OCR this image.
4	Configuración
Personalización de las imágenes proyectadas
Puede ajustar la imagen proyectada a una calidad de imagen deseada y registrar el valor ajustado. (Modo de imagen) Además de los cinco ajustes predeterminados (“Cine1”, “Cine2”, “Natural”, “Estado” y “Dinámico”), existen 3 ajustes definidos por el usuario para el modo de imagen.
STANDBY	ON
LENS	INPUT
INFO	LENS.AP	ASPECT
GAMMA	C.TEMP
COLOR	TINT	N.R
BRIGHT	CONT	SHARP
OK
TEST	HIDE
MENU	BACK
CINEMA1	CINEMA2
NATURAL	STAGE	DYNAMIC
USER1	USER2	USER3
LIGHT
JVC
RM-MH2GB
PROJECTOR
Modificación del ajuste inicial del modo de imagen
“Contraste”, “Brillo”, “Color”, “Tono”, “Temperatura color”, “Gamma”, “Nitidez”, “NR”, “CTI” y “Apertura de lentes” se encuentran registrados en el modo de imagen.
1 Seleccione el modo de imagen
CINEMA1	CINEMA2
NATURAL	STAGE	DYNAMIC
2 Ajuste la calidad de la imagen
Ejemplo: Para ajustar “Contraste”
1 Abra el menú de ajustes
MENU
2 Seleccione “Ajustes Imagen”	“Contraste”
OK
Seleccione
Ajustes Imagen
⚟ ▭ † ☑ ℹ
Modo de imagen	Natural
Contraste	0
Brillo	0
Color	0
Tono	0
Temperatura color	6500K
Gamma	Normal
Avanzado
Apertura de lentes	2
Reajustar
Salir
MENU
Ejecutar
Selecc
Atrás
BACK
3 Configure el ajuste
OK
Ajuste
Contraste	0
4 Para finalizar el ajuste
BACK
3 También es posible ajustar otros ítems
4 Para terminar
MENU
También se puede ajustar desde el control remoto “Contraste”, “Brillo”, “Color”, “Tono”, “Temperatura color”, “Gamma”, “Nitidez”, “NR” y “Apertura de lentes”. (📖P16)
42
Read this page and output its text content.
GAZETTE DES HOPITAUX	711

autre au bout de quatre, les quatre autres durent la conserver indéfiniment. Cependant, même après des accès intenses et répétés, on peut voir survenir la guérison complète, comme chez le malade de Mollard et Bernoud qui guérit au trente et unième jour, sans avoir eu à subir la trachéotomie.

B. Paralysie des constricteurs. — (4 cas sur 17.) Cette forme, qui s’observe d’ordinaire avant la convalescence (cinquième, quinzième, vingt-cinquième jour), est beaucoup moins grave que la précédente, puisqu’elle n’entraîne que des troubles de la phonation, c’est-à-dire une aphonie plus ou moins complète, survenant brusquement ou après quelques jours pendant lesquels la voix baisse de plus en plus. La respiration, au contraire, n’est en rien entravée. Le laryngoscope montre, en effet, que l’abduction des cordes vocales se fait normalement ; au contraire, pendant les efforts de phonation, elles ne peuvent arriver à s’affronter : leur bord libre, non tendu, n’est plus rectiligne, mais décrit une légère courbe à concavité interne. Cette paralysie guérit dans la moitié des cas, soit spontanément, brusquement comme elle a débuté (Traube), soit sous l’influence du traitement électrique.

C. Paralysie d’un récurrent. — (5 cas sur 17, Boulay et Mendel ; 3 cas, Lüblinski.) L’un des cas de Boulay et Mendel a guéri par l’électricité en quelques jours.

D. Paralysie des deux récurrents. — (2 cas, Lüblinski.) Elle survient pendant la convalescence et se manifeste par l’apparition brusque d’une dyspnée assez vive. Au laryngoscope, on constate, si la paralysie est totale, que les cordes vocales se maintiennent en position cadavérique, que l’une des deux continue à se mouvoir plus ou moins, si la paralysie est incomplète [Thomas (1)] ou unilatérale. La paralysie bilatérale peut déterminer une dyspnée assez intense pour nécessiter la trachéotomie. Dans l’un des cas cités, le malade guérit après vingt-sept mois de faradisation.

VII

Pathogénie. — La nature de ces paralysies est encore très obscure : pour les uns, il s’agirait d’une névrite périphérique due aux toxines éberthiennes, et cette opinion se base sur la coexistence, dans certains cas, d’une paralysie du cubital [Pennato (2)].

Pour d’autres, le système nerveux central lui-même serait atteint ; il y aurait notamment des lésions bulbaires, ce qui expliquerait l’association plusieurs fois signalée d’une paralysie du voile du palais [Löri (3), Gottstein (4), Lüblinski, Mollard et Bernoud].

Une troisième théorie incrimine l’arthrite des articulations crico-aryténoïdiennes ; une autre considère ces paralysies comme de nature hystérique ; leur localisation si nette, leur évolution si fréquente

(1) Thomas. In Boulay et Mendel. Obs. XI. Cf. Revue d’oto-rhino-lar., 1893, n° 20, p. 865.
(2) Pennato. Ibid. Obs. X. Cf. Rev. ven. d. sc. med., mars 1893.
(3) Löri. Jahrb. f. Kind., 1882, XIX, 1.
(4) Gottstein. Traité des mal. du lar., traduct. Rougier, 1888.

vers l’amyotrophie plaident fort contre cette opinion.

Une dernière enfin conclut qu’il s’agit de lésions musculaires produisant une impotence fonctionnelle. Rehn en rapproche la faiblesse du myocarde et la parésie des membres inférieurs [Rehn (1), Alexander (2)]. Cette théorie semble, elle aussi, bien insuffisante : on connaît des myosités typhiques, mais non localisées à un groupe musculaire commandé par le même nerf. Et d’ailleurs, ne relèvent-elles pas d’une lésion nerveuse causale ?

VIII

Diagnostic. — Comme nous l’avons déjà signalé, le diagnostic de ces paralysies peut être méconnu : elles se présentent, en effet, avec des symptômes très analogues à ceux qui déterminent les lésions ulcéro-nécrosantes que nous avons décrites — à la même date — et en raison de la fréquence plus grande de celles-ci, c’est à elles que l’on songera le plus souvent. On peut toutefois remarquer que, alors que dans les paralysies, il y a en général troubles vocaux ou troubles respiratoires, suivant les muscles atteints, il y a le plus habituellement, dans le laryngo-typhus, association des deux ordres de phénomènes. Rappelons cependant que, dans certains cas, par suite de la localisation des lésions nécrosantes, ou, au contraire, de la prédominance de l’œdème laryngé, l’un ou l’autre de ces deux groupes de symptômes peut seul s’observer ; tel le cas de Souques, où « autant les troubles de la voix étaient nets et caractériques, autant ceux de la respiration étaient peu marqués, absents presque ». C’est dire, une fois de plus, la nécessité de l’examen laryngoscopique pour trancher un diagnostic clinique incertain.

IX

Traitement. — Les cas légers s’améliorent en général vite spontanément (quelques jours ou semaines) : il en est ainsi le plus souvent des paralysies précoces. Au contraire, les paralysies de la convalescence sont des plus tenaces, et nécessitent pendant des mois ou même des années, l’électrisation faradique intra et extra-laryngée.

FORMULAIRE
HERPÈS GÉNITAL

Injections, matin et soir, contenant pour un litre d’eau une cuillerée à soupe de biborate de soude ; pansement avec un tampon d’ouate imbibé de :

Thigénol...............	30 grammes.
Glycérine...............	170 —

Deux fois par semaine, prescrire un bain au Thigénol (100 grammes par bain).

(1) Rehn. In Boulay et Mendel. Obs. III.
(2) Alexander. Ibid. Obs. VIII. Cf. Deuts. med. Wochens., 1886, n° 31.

************

- **Task brief**
Please reproduce each entry exactly as it appears.

- **Solution for this task**
OCR this image.
4	Configuración
Personalización de las imágenes proyectadas
Puede ajustar la imagen proyectada a una calidad de imagen deseada y registrar el valor ajustado. (Modo de imagen) Además de los cinco ajustes predeterminados (“Cine1”, “Cine2”, “Natural”, “Estado” y “Dinámico”), existen 3 ajustes definidos por el usuario para el modo de imagen.
STANDBY	ON
LENS	INPUT
INFO	LENS.AP	ASPECT
GAMMA	C.TEMP
COLOR	TINT	N.R
BRIGHT	CONT	SHARP
OK
TEST	HIDE
MENU	BACK
CINEMA1	CINEMA2
NATURAL	STAGE	DYNAMIC
USER1	USER2	USER3
LIGHT
JVC
RM-MH2GB
PROJECTOR
Modificación del ajuste inicial del modo de imagen
“Contraste”, “Brillo”, “Color”, “Tono”, “Temperatura color”, “Gamma”, “Nitidez”, “NR”, “CTI” y “Apertura de lentes” se encuentran registrados en el modo de imagen.
1 Seleccione el modo de imagen
CINEMA1	CINEMA2
NATURAL	STAGE	DYNAMIC
2 Ajuste la calidad de la imagen
Ejemplo: Para ajustar “Contraste”
1 Abra el menú de ajustes
MENU
2 Seleccione “Ajustes Imagen”	“Contraste”
OK
Seleccione
Ajustes Imagen
⚟ ▭ † ☑ ℹ
Modo de imagen	Natural
Contraste	0
Brillo	0
Color	0
Tono	0
Temperatura color	6500K
Gamma	Normal
Avanzado
Apertura de lentes	2
Reajustar
Salir
MENU
Ejecutar
Selecc
Atrás
BACK
3 Configure el ajuste
OK
Ajuste
Contraste	0
4 Para finalizar el ajuste
BACK
3 También es posible ajustar otros ítems
4 Para terminar
MENU
También se puede ajustar desde el control remoto “Contraste”, “Brillo”, “Color”, “Tono”, “Temperatura color”, “Gamma”, “Nitidez”, “NR” y “Apertura de lentes”. (📖P16)
42
Read this page and output its text content.
GAZETTE DES HOPITAUX	711

autre au bout de quatre, les quatre autres durent la conserver indéfiniment. Cependant, même après des accès intenses et répétés, on peut voir survenir la guérison complète, comme chez le malade de Mollard et Bernoud qui guérit au trente et unième jour, sans avoir eu à subir la trachéotomie.

B. Paralysie des constricteurs. — (4 cas sur 17.) Cette forme, qui s’observe d’ordinaire avant la convalescence (cinquième, quinzième, vingt-cinquième jour), est beaucoup moins grave que la précédente, puisqu’elle n’entraîne que des troubles de la phonation, c’est-à-dire une aphonie plus ou moins complète, survenant brusquement ou après quelques jours pendant lesquels la voix baisse de plus en plus. La respiration, au contraire, n’est en rien entravée. Le laryngoscope montre, en effet, que l’abduction des cordes vocales se fait normalement ; au contraire, pendant les efforts de phonation, elles ne peuvent arriver à s’affronter : leur bord libre, non tendu, n’est plus rectiligne, mais décrit une légère courbe à concavité interne. Cette paralysie guérit dans la moitié des cas, soit spontanément, brusquement comme elle a débuté (Traube), soit sous l’influence du traitement électrique.

C. Paralysie d’un récurrent. — (5 cas sur 17, Boulay et Mendel ; 3 cas, Lüblinski.) L’un des cas de Boulay et Mendel a guéri par l’électricité en quelques jours.

D. Paralysie des deux récurrents. — (2 cas, Lüblinski.) Elle survient pendant la convalescence et se manifeste par l’apparition brusque d’une dyspnée assez vive. Au laryngoscope, on constate, si la paralysie est totale, que les cordes vocales se maintiennent en position cadavérique, que l’une des deux continue à se mouvoir plus ou moins, si la paralysie est incomplète [Thomas (1)] ou unilatérale. La paralysie bilatérale peut déterminer une dyspnée assez intense pour nécessiter la trachéotomie. Dans l’un des cas cités, le malade guérit après vingt-sept mois de faradisation.

VII

Pathogénie. — La nature de ces paralysies est encore très obscure : pour les uns, il s’agirait d’une névrite périphérique due aux toxines éberthiennes, et cette opinion se base sur la coexistence, dans certains cas, d’une paralysie du cubital [Pennato (2)].

Pour d’autres, le système nerveux central lui-même serait atteint ; il y aurait notamment des lésions bulbaires, ce qui expliquerait l’association plusieurs fois signalée d’une paralysie du voile du palais [Löri (3), Gottstein (4), Lüblinski, Mollard et Bernoud].

Une troisième théorie incrimine l’arthrite des articulations crico-aryténoïdiennes ; une autre considère ces paralysies comme de nature hystérique ; leur localisation si nette, leur évolution si fréquente

(1) Thomas. In Boulay et Mendel. Obs. XI. Cf. Revue d’oto-rhino-lar., 1893, n° 20, p. 865.
(2) Pennato. Ibid. Obs. X. Cf. Rev. ven. d. sc. med., mars 1893.
(3) Löri. Jahrb. f. Kind., 1882, XIX, 1.
(4) Gottstein. Traité des mal. du lar., traduct. Rougier, 1888.

vers l’amyotrophie plaident fort contre cette opinion.

Une dernière enfin conclut qu’il s’agit de lésions musculaires produisant une impotence fonctionnelle. Rehn en rapproche la faiblesse du myocarde et la parésie des membres inférieurs [Rehn (1), Alexander (2)]. Cette théorie semble, elle aussi, bien insuffisante : on connaît des myosités typhiques, mais non localisées à un groupe musculaire commandé par le même nerf. Et d’ailleurs, ne relèvent-elles pas d’une lésion nerveuse causale ?

VIII

Diagnostic. — Comme nous l’avons déjà signalé, le diagnostic de ces paralysies peut être méconnu : elles se présentent, en effet, avec des symptômes très analogues à ceux qui déterminent les lésions ulcéro-nécrosantes que nous avons décrites — à la même date — et en raison de la fréquence plus grande de celles-ci, c’est à elles que l’on songera le plus souvent. On peut toutefois remarquer que, alors que dans les paralysies, il y a en général troubles vocaux ou troubles respiratoires, suivant les muscles atteints, il y a le plus habituellement, dans le laryngo-typhus, association des deux ordres de phénomènes. Rappelons cependant que, dans certains cas, par suite de la localisation des lésions nécrosantes, ou, au contraire, de la prédominance de l’œdème laryngé, l’un ou l’autre de ces deux groupes de symptômes peut seul s’observer ; tel le cas de Souques, où « autant les troubles de la voix étaient nets et caractériques, autant ceux de la respiration étaient peu marqués, absents presque ». C’est dire, une fois de plus, la nécessité de l’examen laryngoscopique pour trancher un diagnostic clinique incertain.

IX

Traitement. — Les cas légers s’améliorent en général vite spontanément (quelques jours ou semaines) : il en est ainsi le plus souvent des paralysies précoces. Au contraire, les paralysies de la convalescence sont des plus tenaces, et nécessitent pendant des mois ou même des années, l’électrisation faradique intra et extra-laryngée.

FORMULAIRE
HERPÈS GÉNITAL

Injections, matin et soir, contenant pour un litre d’eau une cuillerée à soupe de biborate de soude ; pansement avec un tampon d’ouate imbibé de :

Thigénol...............	30 grammes.
Glycérine...............	170 —

Deux fois par semaine, prescrire un bain au Thigénol (100 grammes par bain).

(1) Rehn. In Boulay et Mendel. Obs. III.
(2) Alexander. Ibid. Obs. VIII. Cf. Deuts. med. Wochens., 1886, n° 31.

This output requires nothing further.